PROBLEM DESCRIPTION:
The data below should be restated word for word, with every picture omitted.

Data listing:

— Begin —

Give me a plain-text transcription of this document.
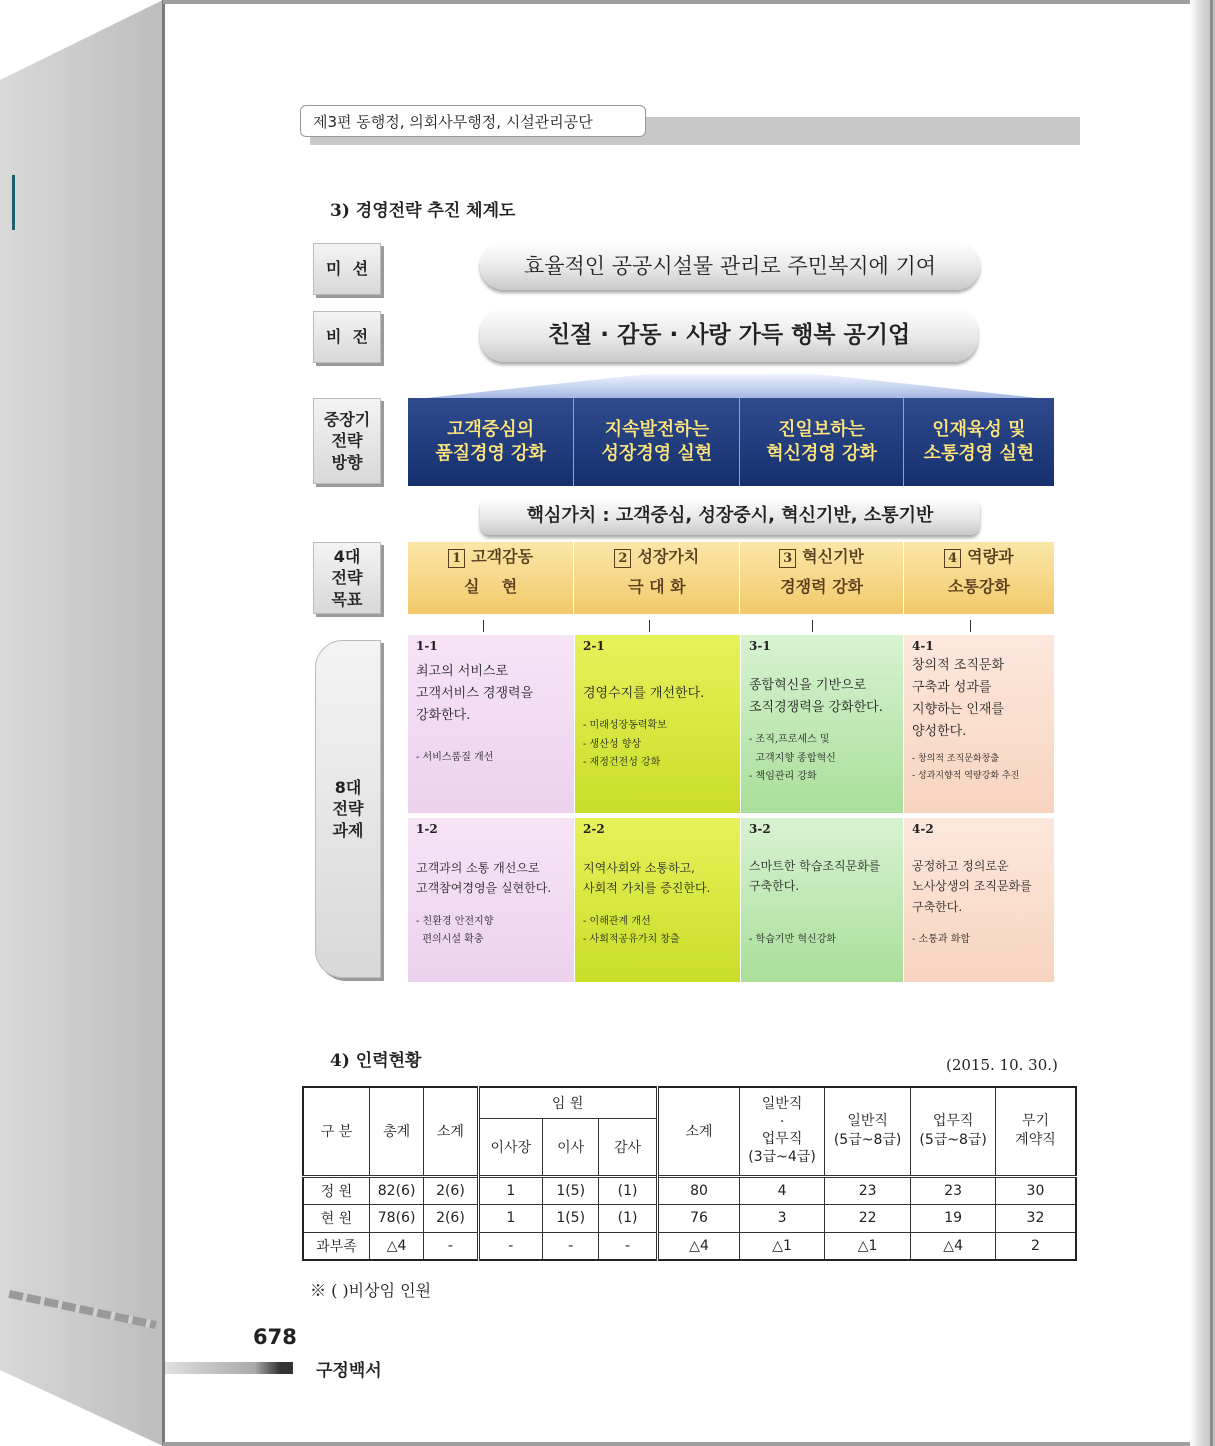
제3편 동행정, 의회사무행정, 시설관리공단
3) 경영전략 추진 체계도
미  션
비  전
중장기
전략
방향
4대
전략
목표
8대
전략
과제
효율적인 공공시설물 관리로 주민복지에 기여
친절 · 감동 · 사랑 가득 행복 공기업
고객중심의
품질경영 강화
지속발전하는
성장경영 실현
진일보하는
혁신경영 강화
인재육성 및
소통경영 실현
핵심가치 : 고객중심, 성장중시, 혁신기반, 소통기반
1 고객감동
실    현
2 성장가치
극 대 화
3 혁신기반
경쟁력 강화
4 역량과
소통강화
1-1
최고의 서비스로
고객서비스 경쟁력을
강화한다.
- 서비스품질 개선
2-1
경영수지를 개선한다.
- 미래성장동력확보
- 생산성 향상
- 재정건전성 강화
3-1
종합혁신을 기반으로
조직경쟁력을 강화한다.
- 조직,프로세스 및
고객지향 종합혁신
- 책임관리 강화
4-1
창의적 조직문화
구축과 성과를
지향하는 인재를
양성한다.
- 창의적 조직문화창출
- 성과지향적 역량강화 추진
1-2
고객과의 소통 개선으로
고객참여경영을 실현한다.
- 친환경 안전지향
편의시설 확충
2-2
지역사회와 소통하고,
사회적 가치를 증진한다.
- 이해관계 개선
- 사회적공유가치 창출
3-2
스마트한 학습조직문화를
구축한다.
- 학습기반 혁신강화
4-2
공정하고 정의로운
노사상생의 조직문화를
구축한다.
- 소통과 화합
4) 인력현황	(2015. 10. 30.)
구 분	총계	소계	임 원			소계	일반직
·
업무직
(3급~4급)	일반직
(5급~8급)	업무직
(5급~8급)	무기
계약직
			이사장	이사	감사					
정 원	82(6)	2(6)	1	1(5)	(1)	80	4	23	23	30
현 원	78(6)	2(6)	1	1(5)	(1)	76	3	22	19	32
과부족	△4	-	-	-	-	△4	△1	△1	△4	2
※ ( )비상임 인원
678
구정백서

— End —

COMPLETE RESPONSE:
Give me a plain-text transcription of this document.
제3편 동행정, 의회사무행정, 시설관리공단
3) 경영전략 추진 체계도
미  션
비  전
중장기
전략
방향
4대
전략
목표
8대
전략
과제
효율적인 공공시설물 관리로 주민복지에 기여
친절 · 감동 · 사랑 가득 행복 공기업
고객중심의
품질경영 강화
지속발전하는
성장경영 실현
진일보하는
혁신경영 강화
인재육성 및
소통경영 실현
핵심가치 : 고객중심, 성장중시, 혁신기반, 소통기반
1 고객감동
실    현
2 성장가치
극 대 화
3 혁신기반
경쟁력 강화
4 역량과
소통강화
1-1
최고의 서비스로
고객서비스 경쟁력을
강화한다.
- 서비스품질 개선
2-1
경영수지를 개선한다.
- 미래성장동력확보
- 생산성 향상
- 재정건전성 강화
3-1
종합혁신을 기반으로
조직경쟁력을 강화한다.
- 조직,프로세스 및
고객지향 종합혁신
- 책임관리 강화
4-1
창의적 조직문화
구축과 성과를
지향하는 인재를
양성한다.
- 창의적 조직문화창출
- 성과지향적 역량강화 추진
1-2
고객과의 소통 개선으로
고객참여경영을 실현한다.
- 친환경 안전지향
편의시설 확충
2-2
지역사회와 소통하고,
사회적 가치를 증진한다.
- 이해관계 개선
- 사회적공유가치 창출
3-2
스마트한 학습조직문화를
구축한다.
- 학습기반 혁신강화
4-2
공정하고 정의로운
노사상생의 조직문화를
구축한다.
- 소통과 화합
4) 인력현황	(2015. 10. 30.)
구 분	총계	소계	임 원			소계	일반직
·
업무직
(3급~4급)	일반직
(5급~8급)	업무직
(5급~8급)	무기
계약직
			이사장	이사	감사					
정 원	82(6)	2(6)	1	1(5)	(1)	80	4	23	23	30
현 원	78(6)	2(6)	1	1(5)	(1)	76	3	22	19	32
과부족	△4	-	-	-	-	△4	△1	△1	△4	2
※ ( )비상임 인원
678
구정백서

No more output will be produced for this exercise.